Exercise directions
For each line below that contains the string "label", copy that line.

Data records
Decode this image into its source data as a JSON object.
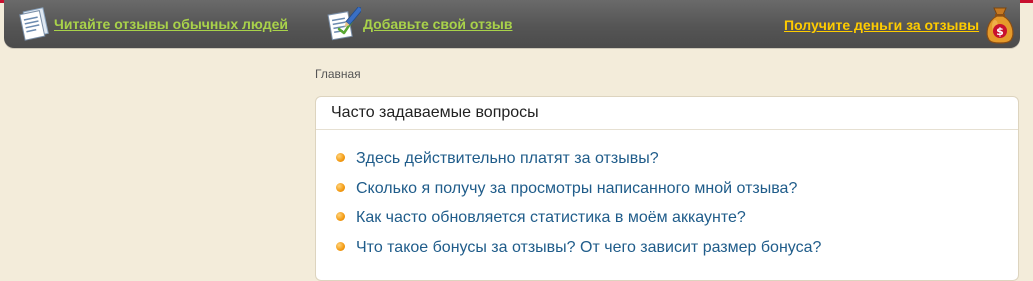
{
  "nav": {
    "read_reviews": {
      "label": "Читайте отзывы обычных людей",
      "icon": "document-icon"
    },
    "add_review": {
      "label": "Добавьте свой отзыв",
      "icon": "edit-document-icon"
    },
    "earn_money": {
      "label": "Получите деньги за отзывы",
      "icon": "money-bag-icon"
    }
  },
  "breadcrumb": {
    "home": "Главная"
  },
  "faq": {
    "title": "Часто задаваемые вопросы",
    "items": [
      "Здесь действительно платят за отзывы?",
      "Сколько я получу за просмотры написанного мной отзыва?",
      "Как часто обновляется статистика в моём аккаунте?",
      "Что такое бонусы за отзывы? От чего зависит размер бонуса?"
    ]
  },
  "colors": {
    "background": "#f3ecda",
    "topbar": "#555555",
    "nav_green": "#a9d24a",
    "nav_yellow": "#ffcc00",
    "link_blue": "#1f5c8a",
    "bullet_orange": "#f39a12",
    "top_accent_red": "#c8102e"
  }
}
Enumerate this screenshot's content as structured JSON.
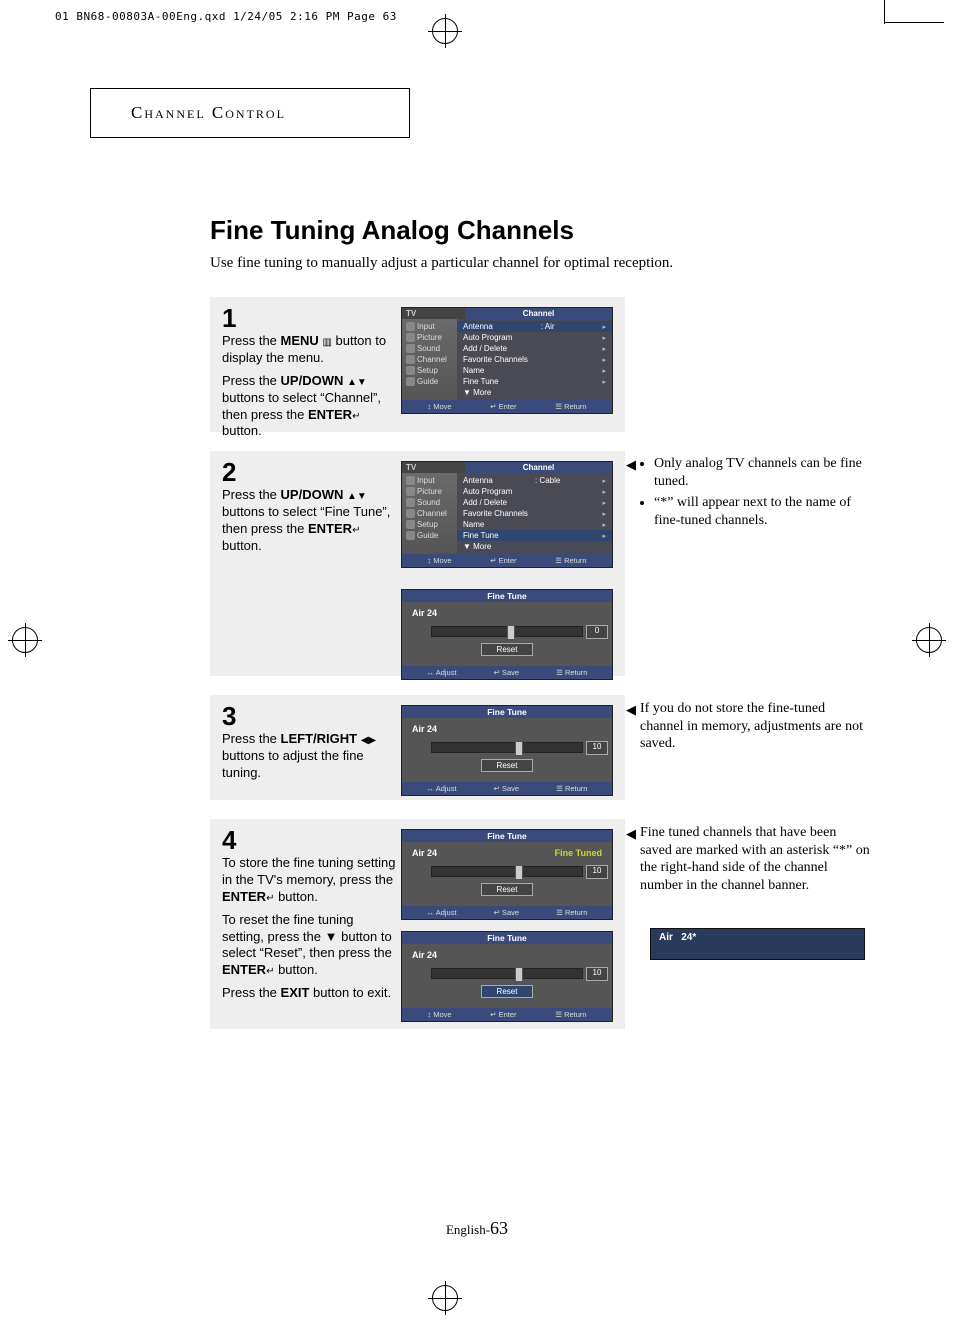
{
  "print_header": "01 BN68-00803A-00Eng.qxd  1/24/05 2:16 PM  Page 63",
  "section_title": "Channel Control",
  "page_title": "Fine Tuning Analog Channels",
  "intro": "Use fine tuning to manually adjust a particular channel for optimal reception.",
  "steps": {
    "s1": {
      "num": "1",
      "p1a": "Press the ",
      "p1b": "MENU",
      "p1c": " button to display the menu.",
      "p2a": "Press the ",
      "p2b": "UP/DOWN",
      "p2c": " buttons to select “Channel”, then press the ",
      "p2d": "ENTER",
      "p2e": " button."
    },
    "s2": {
      "num": "2",
      "p1a": "Press the ",
      "p1b": "UP/DOWN",
      "p1c": " buttons to select “Fine Tune”, then press the ",
      "p1d": "ENTER",
      "p1e": " button."
    },
    "s3": {
      "num": "3",
      "p1a": "Press the ",
      "p1b": "LEFT/RIGHT",
      "p1c": " buttons to adjust the fine tuning."
    },
    "s4": {
      "num": "4",
      "p1a": "To store the fine tuning setting in the TV's memory, press the ",
      "p1b": "ENTER",
      "p1c": " button.",
      "p2a": "To reset the fine tuning setting, press the ",
      "p2b": "▼",
      "p2c": " button to select “Reset”, then press the ",
      "p2d": "ENTER",
      "p2e": " button.",
      "p3a": "Press the ",
      "p3b": "EXIT",
      "p3c": " button to exit."
    }
  },
  "notes": {
    "n2a": "Only analog TV channels can be fine tuned.",
    "n2b": "“*” will appear next to the name of fine-tuned channels.",
    "n3": "If you do not store the fine-tuned channel in memory, adjustments are not saved.",
    "n4": "Fine tuned channels that have been saved are marked with an asterisk “*” on the right-hand side of the channel number in the channel banner."
  },
  "osd": {
    "tv": "TV",
    "channel": "Channel",
    "menu": [
      "Input",
      "Picture",
      "Sound",
      "Channel",
      "Setup",
      "Guide"
    ],
    "items": [
      "Antenna",
      "Auto Program",
      "Add / Delete",
      "Favorite Channels",
      "Name",
      "Fine Tune",
      "▼ More"
    ],
    "ant_air": ": Air",
    "ant_cable": ": Cable",
    "footer_move": "↕ Move",
    "footer_enter": "↵ Enter",
    "footer_return": "☰ Return",
    "footer_adjust": "↔ Adjust",
    "footer_save": "↵ Save",
    "ft_title": "Fine Tune",
    "ft_channel": "Air 24",
    "ft_tuned": "Fine Tuned",
    "reset": "Reset",
    "v0": "0",
    "v10": "10"
  },
  "banner": {
    "air": "Air",
    "ch": "24*"
  },
  "footer": {
    "lang": "English-",
    "page": "63"
  }
}
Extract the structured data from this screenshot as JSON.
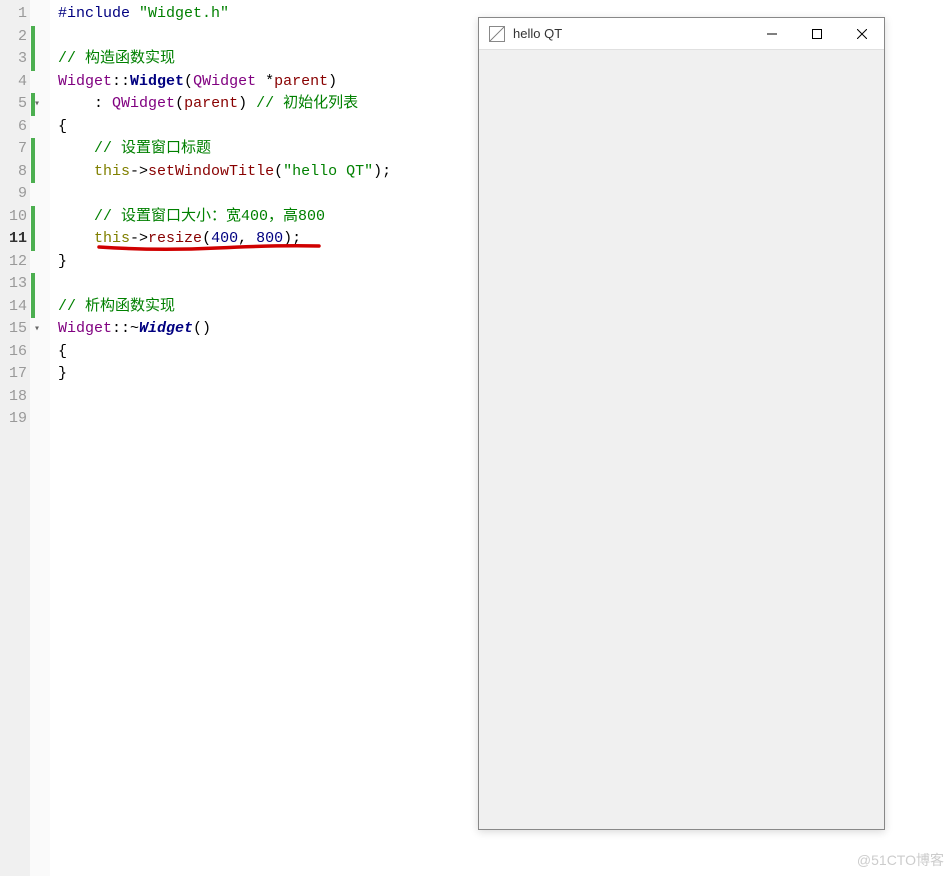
{
  "editor": {
    "line_numbers": [
      "1",
      "2",
      "3",
      "4",
      "5",
      "6",
      "7",
      "8",
      "9",
      "10",
      "11",
      "12",
      "13",
      "14",
      "15",
      "16",
      "17",
      "18",
      "19"
    ],
    "current_line": 11,
    "fold_markers": [
      {
        "line": 5,
        "symbol": "▾"
      },
      {
        "line": 15,
        "symbol": "▾"
      }
    ],
    "green_bars": [
      {
        "start": 2,
        "end": 3
      },
      {
        "start": 5,
        "end": 5
      },
      {
        "start": 7,
        "end": 8
      },
      {
        "start": 10,
        "end": 11
      },
      {
        "start": 13,
        "end": 14
      }
    ],
    "code": {
      "l1_include": "#include",
      "l1_header": "\"Widget.h\"",
      "l3_comment": "// 构造函数实现",
      "l4_class": "Widget",
      "l4_func": "Widget",
      "l4_type": "QWidget",
      "l4_param": "parent",
      "l5_ctor": "QWidget",
      "l5_arg": "parent",
      "l5_comment": "// 初始化列表",
      "l6_brace": "{",
      "l7_comment": "// 设置窗口标题",
      "l8_this": "this",
      "l8_method": "setWindowTitle",
      "l8_str": "\"hello QT\"",
      "l10_comment": "// 设置窗口大小：宽400，高800",
      "l11_this": "this",
      "l11_method": "resize",
      "l11_arg1": "400",
      "l11_arg2": "800",
      "l12_brace": "}",
      "l14_comment": "// 析构函数实现",
      "l15_class": "Widget",
      "l15_func": "Widget",
      "l16_brace": "{",
      "l17_brace": "}"
    }
  },
  "app_window": {
    "title": "hello QT"
  },
  "watermark": "@51CTO博客"
}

Result of this exercise
      "label": "Читайте отзывы обычных людей",
      "label": "Добавьте свой отзыв",
      "label": "Получите деньги за отзывы",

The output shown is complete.